Task instructions:
Gather every line from the entries below that includes "Secretary".

Dataset extract:
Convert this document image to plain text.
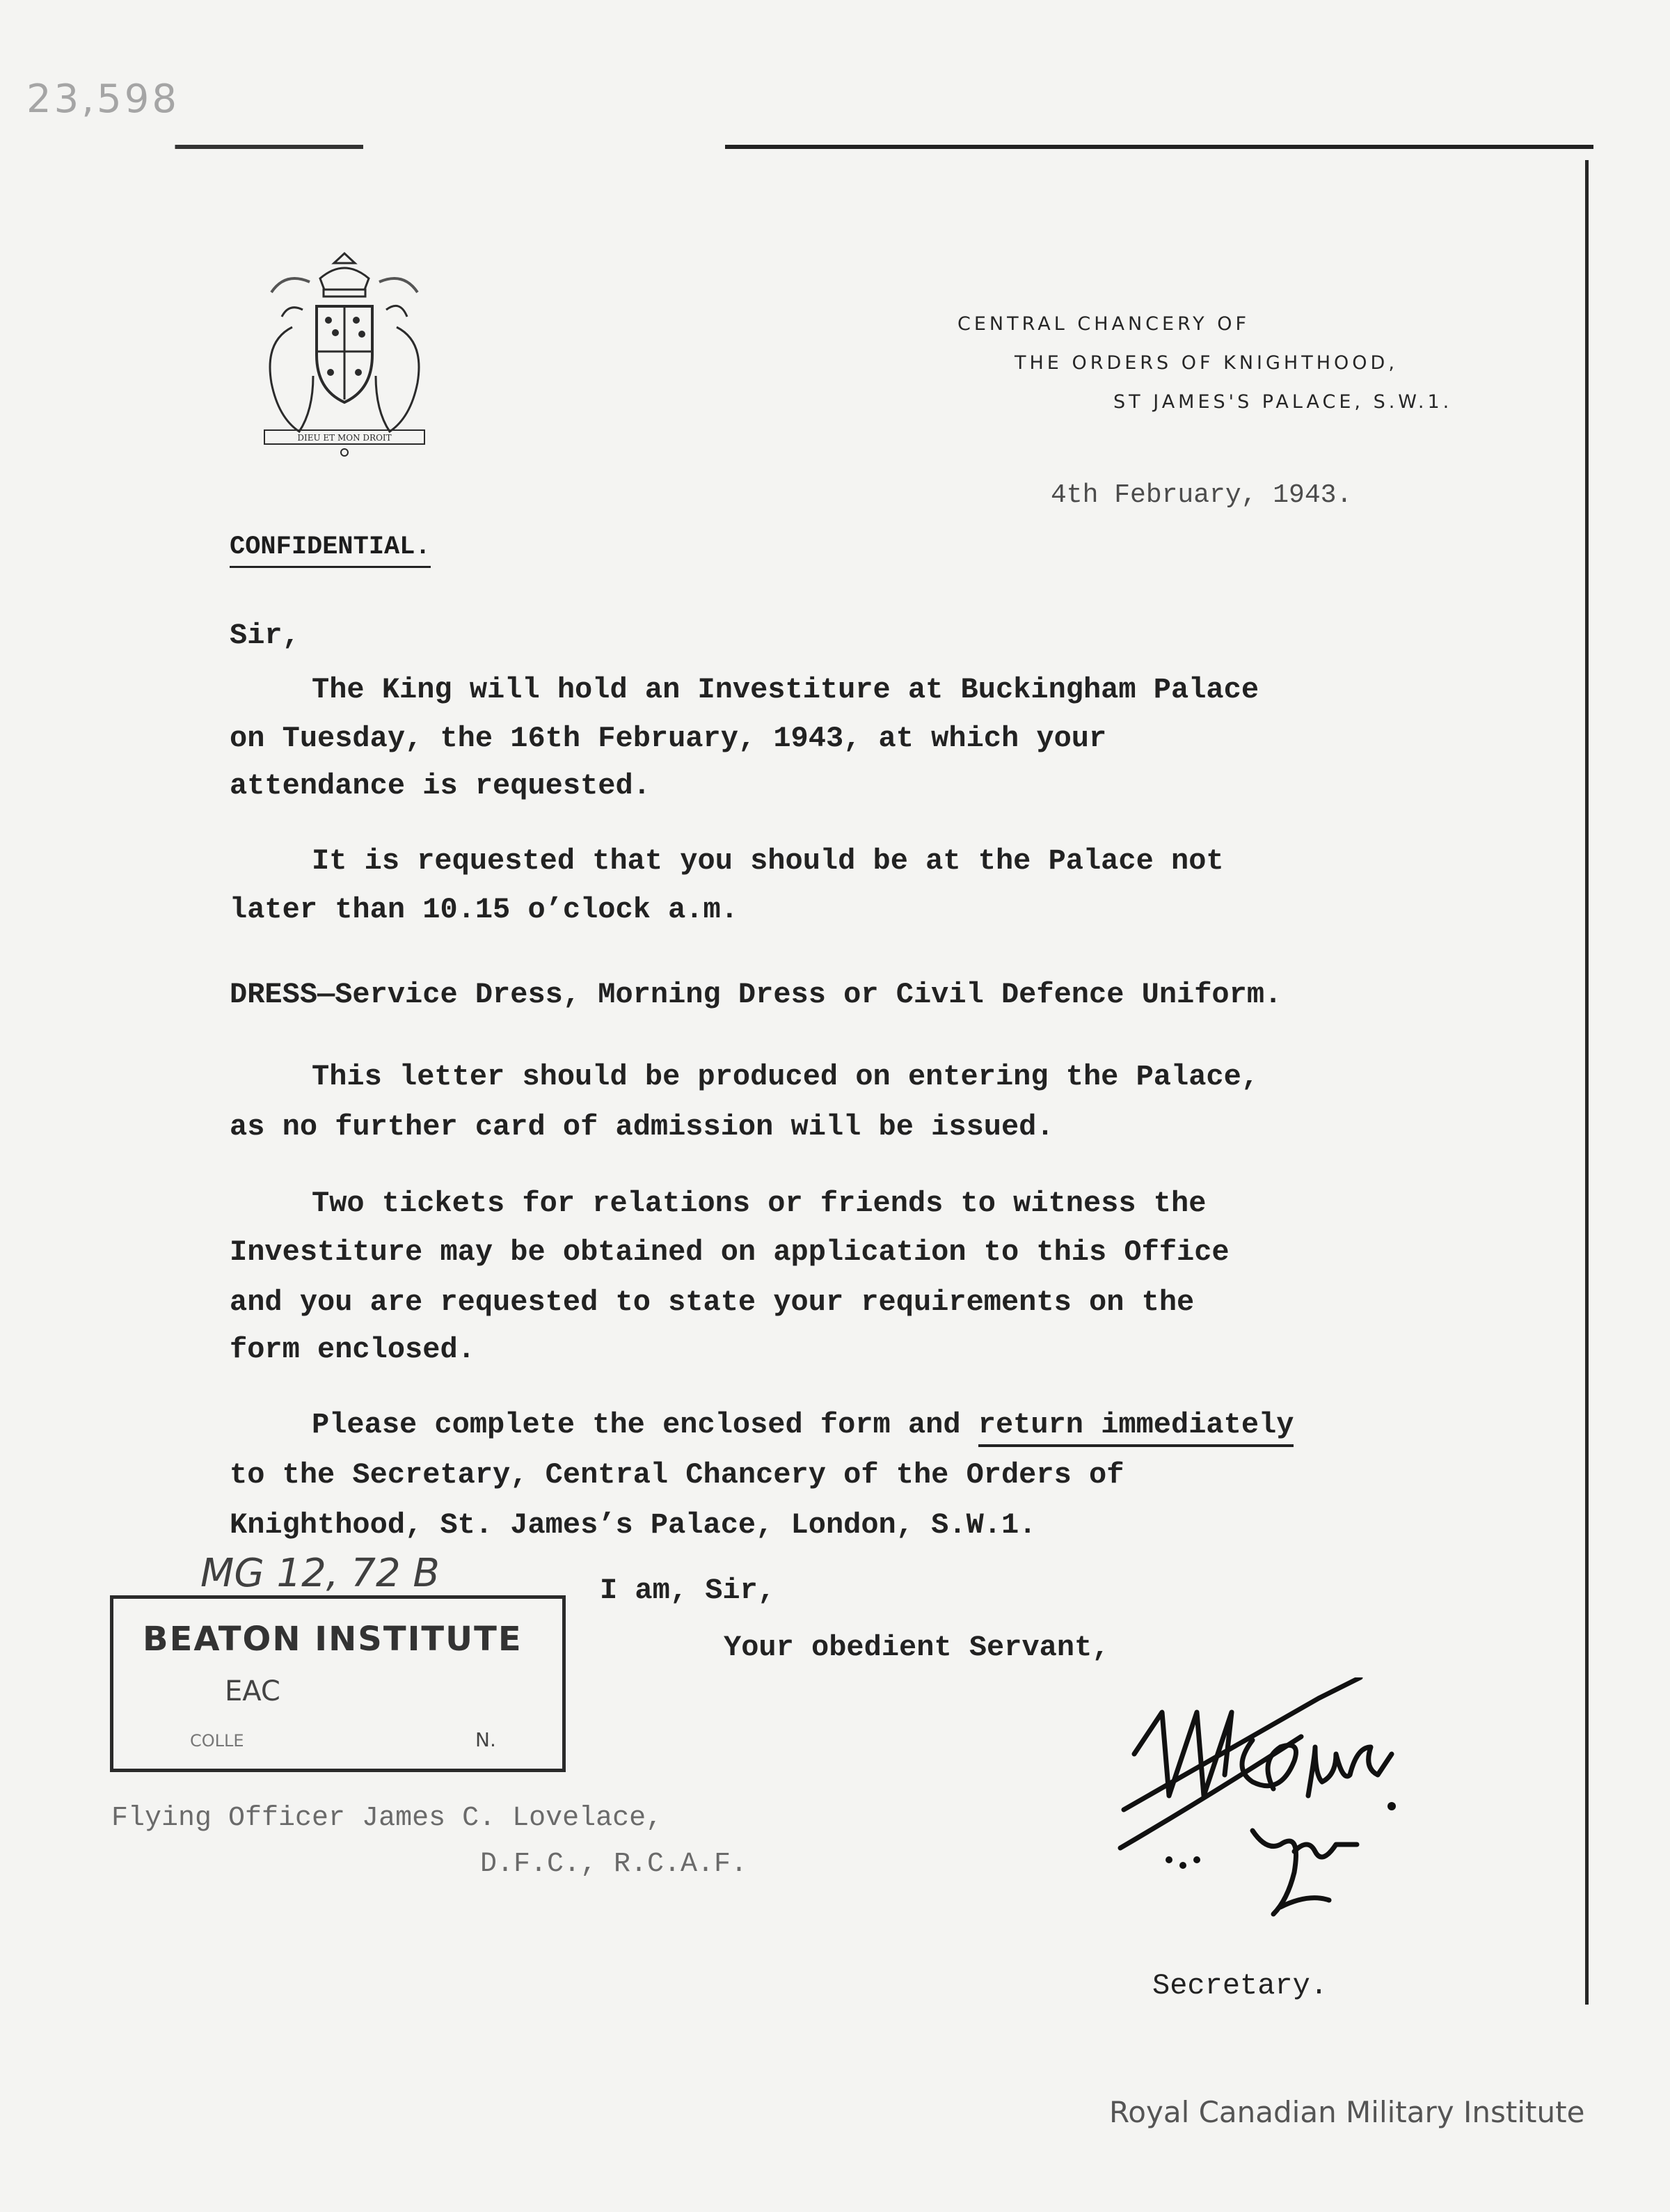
23,598
DIEU ET MON DROIT
CENTRAL CHANCERY OF
THE ORDERS OF KNIGHTHOOD,
ST JAMES'S PALACE, S.W.1.
4th February, 1943.
CONFIDENTIAL.
Sir,
The King will hold an Investiture at Buckingham Palace
on Tuesday, the 16th February, 1943, at which your
attendance is requested.
It is requested that you should be at the Palace not
later than 10.15 o’clock a.m.
DRESS—Service Dress, Morning Dress or Civil Defence Uniform.
This letter should be produced on entering the Palace,
as no further card of admission will be issued.
Two tickets for relations or friends to witness the
Investiture may be obtained on application to this Office
and you are requested to state your requirements on the
form enclosed.
Please complete the enclosed form and return immediately
to the Secretary, Central Chancery of the Orders of
Knighthood, St. James’s Palace, London, S.W.1.
I am, Sir,
Your obedient Servant,
MG 12, 72 B
BEATON INSTITUTE
EAC
COLLE	N.
Flying Officer James C. Lovelace,
D.F.C., R.C.A.F.
Secretary.
Royal Canadian Military Institute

Exercise response:
to the Secretary, Central Chancery of the Orders of
Secretary.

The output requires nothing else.